◆ Given exercise
Give every line below again, exactly.

◆ Source material

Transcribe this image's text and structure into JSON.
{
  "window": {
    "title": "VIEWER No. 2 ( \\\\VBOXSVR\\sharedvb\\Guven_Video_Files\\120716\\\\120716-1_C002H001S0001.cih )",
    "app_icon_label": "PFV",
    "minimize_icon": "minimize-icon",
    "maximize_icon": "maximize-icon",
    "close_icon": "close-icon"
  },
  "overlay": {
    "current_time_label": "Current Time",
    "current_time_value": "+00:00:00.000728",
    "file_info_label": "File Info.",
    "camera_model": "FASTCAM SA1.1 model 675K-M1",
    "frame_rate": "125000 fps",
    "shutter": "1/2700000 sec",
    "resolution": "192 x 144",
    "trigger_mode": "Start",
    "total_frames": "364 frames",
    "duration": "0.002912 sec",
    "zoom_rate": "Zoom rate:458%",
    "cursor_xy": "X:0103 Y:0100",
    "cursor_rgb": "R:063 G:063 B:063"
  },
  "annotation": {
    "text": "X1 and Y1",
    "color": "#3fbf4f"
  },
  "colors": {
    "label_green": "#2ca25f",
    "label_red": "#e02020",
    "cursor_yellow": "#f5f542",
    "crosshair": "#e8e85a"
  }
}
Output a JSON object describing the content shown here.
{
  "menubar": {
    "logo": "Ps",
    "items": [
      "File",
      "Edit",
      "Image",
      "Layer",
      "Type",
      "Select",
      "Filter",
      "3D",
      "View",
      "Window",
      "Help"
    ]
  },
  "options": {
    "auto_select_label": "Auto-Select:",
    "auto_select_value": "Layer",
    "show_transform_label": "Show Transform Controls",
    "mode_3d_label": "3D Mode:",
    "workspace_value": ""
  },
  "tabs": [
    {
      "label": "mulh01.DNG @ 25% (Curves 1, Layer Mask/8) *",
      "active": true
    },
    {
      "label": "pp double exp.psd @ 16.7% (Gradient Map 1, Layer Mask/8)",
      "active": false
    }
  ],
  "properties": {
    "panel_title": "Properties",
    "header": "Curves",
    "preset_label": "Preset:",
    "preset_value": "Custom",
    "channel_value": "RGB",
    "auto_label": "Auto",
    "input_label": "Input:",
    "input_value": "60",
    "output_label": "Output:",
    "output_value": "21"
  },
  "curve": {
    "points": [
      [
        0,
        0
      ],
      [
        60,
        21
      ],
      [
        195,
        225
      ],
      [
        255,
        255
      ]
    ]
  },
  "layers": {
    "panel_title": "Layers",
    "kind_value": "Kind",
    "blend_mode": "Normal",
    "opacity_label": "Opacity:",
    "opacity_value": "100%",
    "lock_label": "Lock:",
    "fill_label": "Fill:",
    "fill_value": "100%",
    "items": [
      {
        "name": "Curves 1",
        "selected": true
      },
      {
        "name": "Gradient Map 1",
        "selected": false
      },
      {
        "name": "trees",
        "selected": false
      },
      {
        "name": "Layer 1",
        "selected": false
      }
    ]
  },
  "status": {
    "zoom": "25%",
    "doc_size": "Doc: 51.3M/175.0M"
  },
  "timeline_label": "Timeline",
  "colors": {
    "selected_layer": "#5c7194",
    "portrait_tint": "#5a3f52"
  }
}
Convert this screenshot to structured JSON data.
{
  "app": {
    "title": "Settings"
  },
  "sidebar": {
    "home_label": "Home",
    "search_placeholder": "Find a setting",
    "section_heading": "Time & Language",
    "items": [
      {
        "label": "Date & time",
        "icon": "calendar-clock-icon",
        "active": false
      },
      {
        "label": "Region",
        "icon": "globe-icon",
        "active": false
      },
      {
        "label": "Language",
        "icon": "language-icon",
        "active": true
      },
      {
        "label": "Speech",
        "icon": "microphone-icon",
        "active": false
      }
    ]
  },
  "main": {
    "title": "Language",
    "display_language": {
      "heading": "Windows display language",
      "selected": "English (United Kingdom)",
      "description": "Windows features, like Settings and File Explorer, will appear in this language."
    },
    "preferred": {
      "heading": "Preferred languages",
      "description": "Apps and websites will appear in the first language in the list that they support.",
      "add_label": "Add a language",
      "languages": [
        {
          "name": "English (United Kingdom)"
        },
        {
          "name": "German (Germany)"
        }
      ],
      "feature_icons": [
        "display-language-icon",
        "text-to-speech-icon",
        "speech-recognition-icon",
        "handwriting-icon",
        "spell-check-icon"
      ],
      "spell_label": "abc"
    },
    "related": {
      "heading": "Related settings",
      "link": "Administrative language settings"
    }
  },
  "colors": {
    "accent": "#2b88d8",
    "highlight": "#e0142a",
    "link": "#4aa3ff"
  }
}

◆ Solution to this task
Transcribe this image's text and structure into JSON.
{
  "window": {
    "title": "VIEWER No. 2 ( \\\\VBOXSVR\\sharedvb\\Guven_Video_Files\\120716\\\\120716-1_C002H001S0001.cih )",
    "app_icon_label": "PFV",
    "minimize_icon": "minimize-icon",
    "maximize_icon": "maximize-icon",
    "close_icon": "close-icon"
  },
  "overlay": {
    "current_time_label": "Current Time",
    "current_time_value": "+00:00:00.000728",
    "file_info_label": "File Info.",
    "camera_model": "FASTCAM SA1.1 model 675K-M1",
    "frame_rate": "125000 fps",
    "shutter": "1/2700000 sec",
    "resolution": "192 x 144",
    "trigger_mode": "Start",
    "total_frames": "364 frames",
    "duration": "0.002912 sec",
    "zoom_rate": "Zoom rate:458%",
    "cursor_xy": "X:0103 Y:0100",
    "cursor_rgb": "R:063 G:063 B:063"
  },
  "annotation": {
    "text": "X1 and Y1",
    "color": "#3fbf4f"
  },
  "colors": {
    "label_green": "#2ca25f",
    "label_red": "#e02020",
    "cursor_yellow": "#f5f542",
    "crosshair": "#e8e85a"
  }
}
Output a JSON object describing the content shown here.
{
  "menubar": {
    "logo": "Ps",
    "items": [
      "File",
      "Edit",
      "Image",
      "Layer",
      "Type",
      "Select",
      "Filter",
      "3D",
      "View",
      "Window",
      "Help"
    ]
  },
  "options": {
    "auto_select_label": "Auto-Select:",
    "auto_select_value": "Layer",
    "show_transform_label": "Show Transform Controls",
    "mode_3d_label": "3D Mode:",
    "workspace_value": ""
  },
  "tabs": [
    {
      "label": "mulh01.DNG @ 25% (Curves 1, Layer Mask/8) *",
      "active": true
    },
    {
      "label": "pp double exp.psd @ 16.7% (Gradient Map 1, Layer Mask/8)",
      "active": false
    }
  ],
  "properties": {
    "panel_title": "Properties",
    "header": "Curves",
    "preset_label": "Preset:",
    "preset_value": "Custom",
    "channel_value": "RGB",
    "auto_label": "Auto",
    "input_label": "Input:",
    "input_value": "60",
    "output_label": "Output:",
    "output_value": "21"
  },
  "curve": {
    "points": [
      [
        0,
        0
      ],
      [
        60,
        21
      ],
      [
        195,
        225
      ],
      [
        255,
        255
      ]
    ]
  },
  "layers": {
    "panel_title": "Layers",
    "kind_value": "Kind",
    "blend_mode": "Normal",
    "opacity_label": "Opacity:",
    "opacity_value": "100%",
    "lock_label": "Lock:",
    "fill_label": "Fill:",
    "fill_value": "100%",
    "items": [
      {
        "name": "Curves 1",
        "selected": true
      },
      {
        "name": "Gradient Map 1",
        "selected": false
      },
      {
        "name": "trees",
        "selected": false
      },
      {
        "name": "Layer 1",
        "selected": false
      }
    ]
  },
  "status": {
    "zoom": "25%",
    "doc_size": "Doc: 51.3M/175.0M"
  },
  "timeline_label": "Timeline",
  "colors": {
    "selected_layer": "#5c7194",
    "portrait_tint": "#5a3f52"
  }
}
Convert this screenshot to structured JSON data.
{
  "app": {
    "title": "Settings"
  },
  "sidebar": {
    "home_label": "Home",
    "search_placeholder": "Find a setting",
    "section_heading": "Time & Language",
    "items": [
      {
        "label": "Date & time",
        "icon": "calendar-clock-icon",
        "active": false
      },
      {
        "label": "Region",
        "icon": "globe-icon",
        "active": false
      },
      {
        "label": "Language",
        "icon": "language-icon",
        "active": true
      },
      {
        "label": "Speech",
        "icon": "microphone-icon",
        "active": false
      }
    ]
  },
  "main": {
    "title": "Language",
    "display_language": {
      "heading": "Windows display language",
      "selected": "English (United Kingdom)",
      "description": "Windows features, like Settings and File Explorer, will appear in this language."
    },
    "preferred": {
      "heading": "Preferred languages",
      "description": "Apps and websites will appear in the first language in the list that they support.",
      "add_label": "Add a language",
      "languages": [
        {
          "name": "English (United Kingdom)"
        },
        {
          "name": "German (Germany)"
        }
      ],
      "feature_icons": [
        "display-language-icon",
        "text-to-speech-icon",
        "speech-recognition-icon",
        "handwriting-icon",
        "spell-check-icon"
      ],
      "spell_label": "abc"
    },
    "related": {
      "heading": "Related settings",
      "link": "Administrative language settings"
    }
  },
  "colors": {
    "accent": "#2b88d8",
    "highlight": "#e0142a",
    "link": "#4aa3ff"
  }
}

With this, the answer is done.